[START]

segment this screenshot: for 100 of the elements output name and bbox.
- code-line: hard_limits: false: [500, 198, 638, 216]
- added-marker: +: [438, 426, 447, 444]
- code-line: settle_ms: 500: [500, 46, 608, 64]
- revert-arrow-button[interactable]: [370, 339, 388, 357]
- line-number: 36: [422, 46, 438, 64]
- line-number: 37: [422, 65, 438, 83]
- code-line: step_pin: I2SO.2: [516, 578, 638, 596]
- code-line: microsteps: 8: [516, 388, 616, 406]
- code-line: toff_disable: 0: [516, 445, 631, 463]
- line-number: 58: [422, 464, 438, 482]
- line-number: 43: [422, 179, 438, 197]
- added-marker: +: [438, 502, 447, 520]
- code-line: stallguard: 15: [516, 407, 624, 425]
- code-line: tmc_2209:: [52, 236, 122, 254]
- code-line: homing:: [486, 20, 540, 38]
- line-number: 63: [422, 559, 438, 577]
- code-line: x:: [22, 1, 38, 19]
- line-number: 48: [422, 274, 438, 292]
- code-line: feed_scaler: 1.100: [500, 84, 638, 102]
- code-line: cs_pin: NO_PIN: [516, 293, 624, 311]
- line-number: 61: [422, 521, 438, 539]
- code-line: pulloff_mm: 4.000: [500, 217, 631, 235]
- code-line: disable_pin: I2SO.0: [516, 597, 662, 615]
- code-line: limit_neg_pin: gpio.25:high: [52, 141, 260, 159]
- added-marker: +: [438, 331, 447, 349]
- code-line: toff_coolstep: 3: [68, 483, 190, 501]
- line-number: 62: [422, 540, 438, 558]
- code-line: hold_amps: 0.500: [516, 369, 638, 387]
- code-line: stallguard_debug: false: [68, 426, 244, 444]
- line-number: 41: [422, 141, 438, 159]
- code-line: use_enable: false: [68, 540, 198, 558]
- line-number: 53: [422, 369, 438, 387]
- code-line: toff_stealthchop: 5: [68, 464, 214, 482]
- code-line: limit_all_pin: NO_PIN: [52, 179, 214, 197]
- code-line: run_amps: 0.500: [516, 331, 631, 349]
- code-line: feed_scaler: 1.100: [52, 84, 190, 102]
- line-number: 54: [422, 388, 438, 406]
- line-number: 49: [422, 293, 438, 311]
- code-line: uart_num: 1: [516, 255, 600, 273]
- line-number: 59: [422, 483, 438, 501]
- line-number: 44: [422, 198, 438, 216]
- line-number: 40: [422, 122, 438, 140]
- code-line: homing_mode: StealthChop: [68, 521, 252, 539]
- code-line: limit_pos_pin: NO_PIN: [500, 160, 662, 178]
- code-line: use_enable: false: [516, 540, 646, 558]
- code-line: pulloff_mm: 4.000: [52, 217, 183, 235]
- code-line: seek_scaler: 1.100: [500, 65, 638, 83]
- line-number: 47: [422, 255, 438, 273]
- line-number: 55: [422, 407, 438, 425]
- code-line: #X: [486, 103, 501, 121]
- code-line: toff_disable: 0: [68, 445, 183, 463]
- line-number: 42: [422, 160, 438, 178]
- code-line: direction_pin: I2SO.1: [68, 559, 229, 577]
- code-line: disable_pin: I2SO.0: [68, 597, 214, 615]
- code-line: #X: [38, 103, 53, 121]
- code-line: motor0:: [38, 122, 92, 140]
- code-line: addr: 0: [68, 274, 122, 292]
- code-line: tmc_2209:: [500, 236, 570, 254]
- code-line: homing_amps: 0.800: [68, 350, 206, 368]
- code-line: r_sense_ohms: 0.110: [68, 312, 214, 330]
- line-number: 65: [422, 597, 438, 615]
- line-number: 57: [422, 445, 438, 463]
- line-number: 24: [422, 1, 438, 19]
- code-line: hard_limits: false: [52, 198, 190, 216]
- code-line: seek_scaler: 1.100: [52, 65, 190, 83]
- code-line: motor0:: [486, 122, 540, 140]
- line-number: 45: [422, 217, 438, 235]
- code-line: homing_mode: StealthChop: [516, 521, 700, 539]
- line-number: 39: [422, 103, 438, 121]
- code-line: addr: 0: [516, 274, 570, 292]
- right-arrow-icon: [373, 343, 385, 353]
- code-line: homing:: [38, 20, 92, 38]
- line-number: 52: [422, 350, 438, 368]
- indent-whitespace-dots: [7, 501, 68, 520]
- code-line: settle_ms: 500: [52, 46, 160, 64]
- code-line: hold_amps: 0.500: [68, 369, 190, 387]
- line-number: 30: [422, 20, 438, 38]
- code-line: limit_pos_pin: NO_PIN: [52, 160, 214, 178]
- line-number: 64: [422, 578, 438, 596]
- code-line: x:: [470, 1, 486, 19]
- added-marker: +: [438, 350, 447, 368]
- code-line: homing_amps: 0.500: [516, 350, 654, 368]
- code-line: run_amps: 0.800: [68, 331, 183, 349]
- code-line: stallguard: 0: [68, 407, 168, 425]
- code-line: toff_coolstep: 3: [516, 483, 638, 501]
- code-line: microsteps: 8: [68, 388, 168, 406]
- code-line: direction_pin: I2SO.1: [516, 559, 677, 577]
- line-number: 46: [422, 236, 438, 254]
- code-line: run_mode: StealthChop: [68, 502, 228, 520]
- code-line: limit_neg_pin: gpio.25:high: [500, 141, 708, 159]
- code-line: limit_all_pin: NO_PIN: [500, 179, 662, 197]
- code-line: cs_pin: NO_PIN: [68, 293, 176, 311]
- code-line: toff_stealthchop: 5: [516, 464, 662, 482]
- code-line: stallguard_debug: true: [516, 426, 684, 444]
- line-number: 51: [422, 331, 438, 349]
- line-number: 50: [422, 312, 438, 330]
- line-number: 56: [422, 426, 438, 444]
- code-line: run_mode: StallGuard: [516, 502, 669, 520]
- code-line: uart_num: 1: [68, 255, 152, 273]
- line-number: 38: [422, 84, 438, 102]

[END]

• _Exercise goal_
Render every row above as a Markdown table with two columns, Row and Line. Put each row's number under Row and its text under Line, and skip any blank lines.

• _In response_
| Row | Line |
|---|---|
| 1 | segment this screenshot: for 100 of the elements output name and bbox. |
| 2 | - code-line: hard_limits: false: [500, 198, 638, 216] |
| 3 | - added-marker: +: [438, 426, 447, 444] |
| 4 | - code-line: settle_ms: 500: [500, 46, 608, 64] |
| 5 | - revert-arrow-button[interactable]: [370, 339, 388, 357] |
| 6 | - line-number: 36: [422, 46, 438, 64] |
| 7 | - line-number: 37: [422, 65, 438, 83] |
| 8 | - code-line: step_pin: I2SO.2: [516, 578, 638, 596] |
| 9 | - code-line: microsteps: 8: [516, 388, 616, 406] |
| 10 | - code-line: toff_disable: 0: [516, 445, 631, 463] |
| 11 | - line-number: 58: [422, 464, 438, 482] |
| 12 | - line-number: 43: [422, 179, 438, 197] |
| 13 | - added-marker: +: [438, 502, 447, 520] |
| 14 | - code-line: stallguard: 15: [516, 407, 624, 425] |
| 15 | - code-line: tmc_2209:: [52, 236, 122, 254] |
| 16 | - code-line: homing:: [486, 20, 540, 38] |
| 17 | - line-number: 63: [422, 559, 438, 577] |
| 18 | - code-line: x:: [22, 1, 38, 19] |
| 19 | - line-number: 48: [422, 274, 438, 292] |
| 20 | - code-line: feed_scaler: 1.100: [500, 84, 638, 102] |
| 21 | - code-line: cs_pin: NO_PIN: [516, 293, 624, 311] |
| 22 | - line-number: 61: [422, 521, 438, 539] |
| 23 | - code-line: pulloff_mm: 4.000: [500, 217, 631, 235] |
| 24 | - code-line: disable_pin: I2SO.0: [516, 597, 662, 615] |
| 25 | - code-line: limit_neg_pin: gpio.25:high: [52, 141, 260, 159] |
| 26 | - added-marker: +: [438, 331, 447, 349] |
| 27 | - code-line: toff_coolstep: 3: [68, 483, 190, 501] |
| 28 | - line-number: 62: [422, 540, 438, 558] |
| 29 | - code-line: hold_amps: 0.500: [516, 369, 638, 387] |
| 30 | - code-line: stallguard_debug: false: [68, 426, 244, 444] |
| 31 | - line-number: 41: [422, 141, 438, 159] |
| 32 | - code-line: use_enable: false: [68, 540, 198, 558] |
| 33 | - line-number: 53: [422, 369, 438, 387] |
| 34 | - code-line: toff_stealthchop: 5: [68, 464, 214, 482] |
| 35 | - code-line: limit_all_pin: NO_PIN: [52, 179, 214, 197] |
| 36 | - code-line: run_amps: 0.500: [516, 331, 631, 349] |
| 37 | - code-line: feed_scaler: 1.100: [52, 84, 190, 102] |
| 38 | - line-number: 54: [422, 388, 438, 406] |
| 39 | - line-number: 49: [422, 293, 438, 311] |
| 40 | - code-line: uart_num: 1: [516, 255, 600, 273] |
| 41 | - line-number: 59: [422, 483, 438, 501] |
| 42 | - line-number: 44: [422, 198, 438, 216] |
| 43 | - line-number: 40: [422, 122, 438, 140] |
| 44 | - code-line: homing_mode: StealthChop: [68, 521, 252, 539] |
| 45 | - code-line: limit_pos_pin: NO_PIN: [500, 160, 662, 178] |
| 46 | - code-line: use_enable: false: [516, 540, 646, 558] |
| 47 | - code-line: pulloff_mm: 4.000: [52, 217, 183, 235] |
| 48 | - code-line: seek_scaler: 1.100: [500, 65, 638, 83] |
| 49 | - line-number: 47: [422, 255, 438, 273] |
| 50 | - line-number: 55: [422, 407, 438, 425] |
| 51 | - code-line: #X: [486, 103, 501, 121] |
| 52 | - code-line: toff_disable: 0: [68, 445, 183, 463] |
| 53 | - line-number: 42: [422, 160, 438, 178] |
| 54 | - code-line: direction_pin: I2SO.1: [68, 559, 229, 577] |
| 55 | - code-line: disable_pin: I2SO.0: [68, 597, 214, 615] |
| 56 | - code-line: #X: [38, 103, 53, 121] |
| 57 | - code-line: motor0:: [38, 122, 92, 140] |
| 58 | - code-line: addr: 0: [68, 274, 122, 292] |
| 59 | - code-line: tmc_2209:: [500, 236, 570, 254] |
| 60 | - code-line: homing_amps: 0.800: [68, 350, 206, 368] |
| 61 | - code-line: r_sense_ohms: 0.110: [68, 312, 214, 330] |
| 62 | - line-number: 65: [422, 597, 438, 615] |
| 63 | - line-number: 57: [422, 445, 438, 463] |
| 64 | - line-number: 24: [422, 1, 438, 19] |
| 65 | - code-line: hard_limits: false: [52, 198, 190, 216] |
| 66 | - code-line: seek_scaler: 1.100: [52, 65, 190, 83] |
| 67 | - code-line: motor0:: [486, 122, 540, 140] |
| 68 | - line-number: 45: [422, 217, 438, 235] |
| 69 | - code-line: homing_mode: StealthChop: [516, 521, 700, 539] |
| 70 | - line-number: 39: [422, 103, 438, 121] |
| 71 | - code-line: addr: 0: [516, 274, 570, 292] |
| 72 | - right-arrow-icon: [373, 343, 385, 353] |
| 73 | - code-line: homing:: [38, 20, 92, 38] |
| 74 | - line-number: 52: [422, 350, 438, 368] |
| 75 | - indent-whitespace-dots: [7, 501, 68, 520] |
| 76 | - code-line: settle_ms: 500: [52, 46, 160, 64] |
| 77 | - code-line: hold_amps: 0.500: [68, 369, 190, 387] |
| 78 | - line-number: 30: [422, 20, 438, 38] |
| 79 | - code-line: limit_pos_pin: NO_PIN: [52, 160, 214, 178] |
| 80 | - line-number: 64: [422, 578, 438, 596] |
| 81 | - code-line: x:: [470, 1, 486, 19] |
| 82 | - added-marker: +: [438, 350, 447, 368] |
| 83 | - code-line: homing_amps: 0.500: [516, 350, 654, 368] |
| 84 | - code-line: run_amps: 0.800: [68, 331, 183, 349] |
| 85 | - code-line: stallguard: 0: [68, 407, 168, 425] |
| 86 | - code-line: toff_coolstep: 3: [516, 483, 638, 501] |
| 87 | - code-line: microsteps: 8: [68, 388, 168, 406] |
| 88 | - code-line: direction_pin: I2SO.1: [516, 559, 677, 577] |
| 89 | - line-number: 46: [422, 236, 438, 254] |
| 90 | - code-line: run_mode: StealthChop: [68, 502, 228, 520] |
| 91 | - code-line: limit_neg_pin: gpio.25:high: [500, 141, 708, 159] |
| 92 | - code-line: limit_all_pin: NO_PIN: [500, 179, 662, 197] |
| 93 | - code-line: cs_pin: NO_PIN: [68, 293, 176, 311] |
| 94 | - code-line: toff_stealthchop: 5: [516, 464, 662, 482] |
| 95 | - code-line: stallguard_debug: true: [516, 426, 684, 444] |
| 96 | - line-number: 51: [422, 331, 438, 349] |
| 97 | - line-number: 50: [422, 312, 438, 330] |
| 98 | - line-number: 56: [422, 426, 438, 444] |
| 99 | - code-line: run_mode: StallGuard: [516, 502, 669, 520] |
| 100 | - code-line: uart_num: 1: [68, 255, 152, 273] |
| 101 | - line-number: 38: [422, 84, 438, 102] |